===== PROVIDED DATA

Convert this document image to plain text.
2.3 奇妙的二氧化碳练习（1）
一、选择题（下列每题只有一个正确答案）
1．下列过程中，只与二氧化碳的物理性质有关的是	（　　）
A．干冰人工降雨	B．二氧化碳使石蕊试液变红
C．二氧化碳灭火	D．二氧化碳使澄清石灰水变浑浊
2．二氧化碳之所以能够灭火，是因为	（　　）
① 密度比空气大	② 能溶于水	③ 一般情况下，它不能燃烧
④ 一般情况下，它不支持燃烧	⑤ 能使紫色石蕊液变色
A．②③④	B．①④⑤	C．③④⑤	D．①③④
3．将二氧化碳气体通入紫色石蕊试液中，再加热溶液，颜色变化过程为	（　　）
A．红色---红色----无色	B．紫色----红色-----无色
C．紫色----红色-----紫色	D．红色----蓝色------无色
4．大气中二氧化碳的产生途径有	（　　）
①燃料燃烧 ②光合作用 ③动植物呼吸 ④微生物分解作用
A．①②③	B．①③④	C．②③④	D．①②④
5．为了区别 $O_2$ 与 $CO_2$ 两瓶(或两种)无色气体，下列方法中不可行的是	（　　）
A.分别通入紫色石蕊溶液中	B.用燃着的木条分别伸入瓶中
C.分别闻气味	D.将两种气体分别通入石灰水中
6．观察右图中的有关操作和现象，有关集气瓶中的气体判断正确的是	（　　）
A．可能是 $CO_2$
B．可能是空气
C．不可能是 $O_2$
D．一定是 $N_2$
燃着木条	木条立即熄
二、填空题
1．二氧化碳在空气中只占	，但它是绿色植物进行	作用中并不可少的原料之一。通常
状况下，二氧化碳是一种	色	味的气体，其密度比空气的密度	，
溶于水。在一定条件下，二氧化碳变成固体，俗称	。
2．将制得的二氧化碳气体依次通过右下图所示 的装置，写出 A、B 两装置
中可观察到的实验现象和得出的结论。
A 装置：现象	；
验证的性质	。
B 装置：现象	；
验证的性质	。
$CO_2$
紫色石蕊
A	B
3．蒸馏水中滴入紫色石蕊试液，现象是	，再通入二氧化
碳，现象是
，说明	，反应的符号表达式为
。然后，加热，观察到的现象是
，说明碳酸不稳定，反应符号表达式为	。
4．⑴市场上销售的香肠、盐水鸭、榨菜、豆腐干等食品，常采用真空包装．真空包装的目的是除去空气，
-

==========

EXERCISE AIM —
Print all the data exactly.

THE RESPONSE —
Convert this document image to plain text.
2.3 奇妙的二氧化碳练习（1）
一、选择题（下列每题只有一个正确答案）
1．下列过程中，只与二氧化碳的物理性质有关的是	（　　）
A．干冰人工降雨	B．二氧化碳使石蕊试液变红
C．二氧化碳灭火	D．二氧化碳使澄清石灰水变浑浊
2．二氧化碳之所以能够灭火，是因为	（　　）
① 密度比空气大	② 能溶于水	③ 一般情况下，它不能燃烧
④ 一般情况下，它不支持燃烧	⑤ 能使紫色石蕊液变色
A．②③④	B．①④⑤	C．③④⑤	D．①③④
3．将二氧化碳气体通入紫色石蕊试液中，再加热溶液，颜色变化过程为	（　　）
A．红色---红色----无色	B．紫色----红色-----无色
C．紫色----红色-----紫色	D．红色----蓝色------无色
4．大气中二氧化碳的产生途径有	（　　）
①燃料燃烧 ②光合作用 ③动植物呼吸 ④微生物分解作用
A．①②③	B．①③④	C．②③④	D．①②④
5．为了区别 $O_2$ 与 $CO_2$ 两瓶(或两种)无色气体，下列方法中不可行的是	（　　）
A.分别通入紫色石蕊溶液中	B.用燃着的木条分别伸入瓶中
C.分别闻气味	D.将两种气体分别通入石灰水中
6．观察右图中的有关操作和现象，有关集气瓶中的气体判断正确的是	（　　）
A．可能是 $CO_2$
B．可能是空气
C．不可能是 $O_2$
D．一定是 $N_2$
燃着木条	木条立即熄
二、填空题
1．二氧化碳在空气中只占	，但它是绿色植物进行	作用中并不可少的原料之一。通常
状况下，二氧化碳是一种	色	味的气体，其密度比空气的密度	，
溶于水。在一定条件下，二氧化碳变成固体，俗称	。
2．将制得的二氧化碳气体依次通过右下图所示 的装置，写出 A、B 两装置
中可观察到的实验现象和得出的结论。
A 装置：现象	；
验证的性质	。
B 装置：现象	；
验证的性质	。
$CO_2$
紫色石蕊
A	B
3．蒸馏水中滴入紫色石蕊试液，现象是	，再通入二氧化
碳，现象是
，说明	，反应的符号表达式为
。然后，加热，观察到的现象是
，说明碳酸不稳定，反应符号表达式为	。
4．⑴市场上销售的香肠、盐水鸭、榨菜、豆腐干等食品，常采用真空包装．真空包装的目的是除去空气，
-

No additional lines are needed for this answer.